### GIVEN PROBLEM:
In the material below, the lines containing the word "cache" are required; copy each of them.

### MATERIAL:
◆ ◆ ◆ ◆ ◆ ◆ ◆

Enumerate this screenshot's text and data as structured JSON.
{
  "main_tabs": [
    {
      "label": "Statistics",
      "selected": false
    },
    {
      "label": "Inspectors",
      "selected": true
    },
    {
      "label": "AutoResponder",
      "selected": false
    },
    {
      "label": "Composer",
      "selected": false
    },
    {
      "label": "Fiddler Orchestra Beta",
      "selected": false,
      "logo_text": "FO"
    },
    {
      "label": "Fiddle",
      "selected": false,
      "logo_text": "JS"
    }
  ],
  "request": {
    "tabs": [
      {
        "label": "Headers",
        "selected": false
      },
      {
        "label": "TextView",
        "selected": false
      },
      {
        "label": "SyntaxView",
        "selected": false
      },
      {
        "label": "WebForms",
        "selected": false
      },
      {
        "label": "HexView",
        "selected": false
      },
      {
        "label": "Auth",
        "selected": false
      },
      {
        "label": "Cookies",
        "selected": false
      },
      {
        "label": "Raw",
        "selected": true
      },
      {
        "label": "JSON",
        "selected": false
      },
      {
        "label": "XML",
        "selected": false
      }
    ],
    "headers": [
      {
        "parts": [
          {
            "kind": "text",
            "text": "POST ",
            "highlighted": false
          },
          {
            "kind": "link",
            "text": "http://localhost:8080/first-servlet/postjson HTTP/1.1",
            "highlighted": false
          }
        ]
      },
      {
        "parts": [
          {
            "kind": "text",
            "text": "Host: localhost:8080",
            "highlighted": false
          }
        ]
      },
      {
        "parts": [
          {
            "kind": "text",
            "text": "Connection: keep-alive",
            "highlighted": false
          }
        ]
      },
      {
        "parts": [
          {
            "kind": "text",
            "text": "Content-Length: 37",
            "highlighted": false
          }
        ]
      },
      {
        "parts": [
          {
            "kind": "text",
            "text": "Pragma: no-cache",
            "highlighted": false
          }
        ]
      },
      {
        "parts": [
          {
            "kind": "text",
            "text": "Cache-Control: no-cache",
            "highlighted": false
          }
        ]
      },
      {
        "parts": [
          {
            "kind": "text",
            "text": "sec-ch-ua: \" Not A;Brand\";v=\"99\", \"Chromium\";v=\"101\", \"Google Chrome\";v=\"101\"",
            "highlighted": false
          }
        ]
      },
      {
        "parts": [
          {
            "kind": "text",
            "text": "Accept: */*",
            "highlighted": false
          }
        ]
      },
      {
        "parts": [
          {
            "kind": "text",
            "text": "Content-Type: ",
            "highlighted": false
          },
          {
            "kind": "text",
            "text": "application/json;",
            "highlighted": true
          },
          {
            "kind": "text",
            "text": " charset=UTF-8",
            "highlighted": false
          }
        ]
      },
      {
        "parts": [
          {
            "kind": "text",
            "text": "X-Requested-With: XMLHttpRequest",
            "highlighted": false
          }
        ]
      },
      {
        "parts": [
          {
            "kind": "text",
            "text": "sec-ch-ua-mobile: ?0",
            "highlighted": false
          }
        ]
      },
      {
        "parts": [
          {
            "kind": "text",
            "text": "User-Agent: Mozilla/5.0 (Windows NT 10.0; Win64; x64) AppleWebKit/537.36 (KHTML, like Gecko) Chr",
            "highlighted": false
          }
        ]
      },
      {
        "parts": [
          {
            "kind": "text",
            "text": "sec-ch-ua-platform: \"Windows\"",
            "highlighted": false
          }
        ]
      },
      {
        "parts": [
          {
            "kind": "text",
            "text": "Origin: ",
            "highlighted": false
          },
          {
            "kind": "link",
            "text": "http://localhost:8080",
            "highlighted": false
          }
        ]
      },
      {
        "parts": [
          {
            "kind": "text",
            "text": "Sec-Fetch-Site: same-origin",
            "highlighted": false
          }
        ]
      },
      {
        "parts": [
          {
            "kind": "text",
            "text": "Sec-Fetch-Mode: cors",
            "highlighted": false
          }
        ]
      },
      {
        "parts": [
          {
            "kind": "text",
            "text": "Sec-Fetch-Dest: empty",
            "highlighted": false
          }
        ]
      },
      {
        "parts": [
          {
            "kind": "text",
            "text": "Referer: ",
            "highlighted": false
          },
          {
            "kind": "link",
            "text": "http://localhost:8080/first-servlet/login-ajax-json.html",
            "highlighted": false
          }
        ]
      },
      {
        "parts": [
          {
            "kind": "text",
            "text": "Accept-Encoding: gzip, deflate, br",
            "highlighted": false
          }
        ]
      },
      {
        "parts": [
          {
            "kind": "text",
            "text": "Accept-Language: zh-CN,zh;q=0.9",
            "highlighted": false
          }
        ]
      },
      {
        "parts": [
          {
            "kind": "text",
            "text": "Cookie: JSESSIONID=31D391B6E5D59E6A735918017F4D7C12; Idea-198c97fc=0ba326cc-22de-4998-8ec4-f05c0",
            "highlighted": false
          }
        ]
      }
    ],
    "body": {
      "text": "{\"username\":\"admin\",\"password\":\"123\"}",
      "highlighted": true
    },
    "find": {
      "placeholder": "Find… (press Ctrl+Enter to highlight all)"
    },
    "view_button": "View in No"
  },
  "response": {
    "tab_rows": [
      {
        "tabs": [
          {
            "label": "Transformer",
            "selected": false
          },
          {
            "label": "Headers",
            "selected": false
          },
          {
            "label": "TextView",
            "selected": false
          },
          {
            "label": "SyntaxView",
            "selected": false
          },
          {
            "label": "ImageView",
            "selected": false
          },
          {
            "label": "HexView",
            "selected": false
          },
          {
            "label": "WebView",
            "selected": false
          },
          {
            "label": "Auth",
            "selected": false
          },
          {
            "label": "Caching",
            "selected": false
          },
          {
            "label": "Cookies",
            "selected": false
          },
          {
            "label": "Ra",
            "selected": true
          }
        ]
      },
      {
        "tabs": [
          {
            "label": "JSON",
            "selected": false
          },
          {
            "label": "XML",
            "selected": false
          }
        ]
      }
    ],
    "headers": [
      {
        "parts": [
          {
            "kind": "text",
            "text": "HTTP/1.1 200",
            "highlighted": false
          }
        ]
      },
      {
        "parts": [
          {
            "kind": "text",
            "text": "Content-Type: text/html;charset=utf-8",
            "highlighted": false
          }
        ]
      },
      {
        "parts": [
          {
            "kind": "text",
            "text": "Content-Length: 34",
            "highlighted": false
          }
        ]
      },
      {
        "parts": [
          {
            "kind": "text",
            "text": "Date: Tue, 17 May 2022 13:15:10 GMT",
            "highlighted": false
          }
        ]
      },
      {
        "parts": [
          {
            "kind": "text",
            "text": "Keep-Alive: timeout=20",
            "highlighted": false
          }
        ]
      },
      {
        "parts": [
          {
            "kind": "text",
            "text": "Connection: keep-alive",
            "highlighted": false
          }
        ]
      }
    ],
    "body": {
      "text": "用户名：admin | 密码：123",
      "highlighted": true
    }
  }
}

◆ ◆ ◆ ◆ ◆ ◆ ◆

### TASK ANSWER:
            "text": "Pragma: no-cache",
            "text": "Cache-Control: no-cache",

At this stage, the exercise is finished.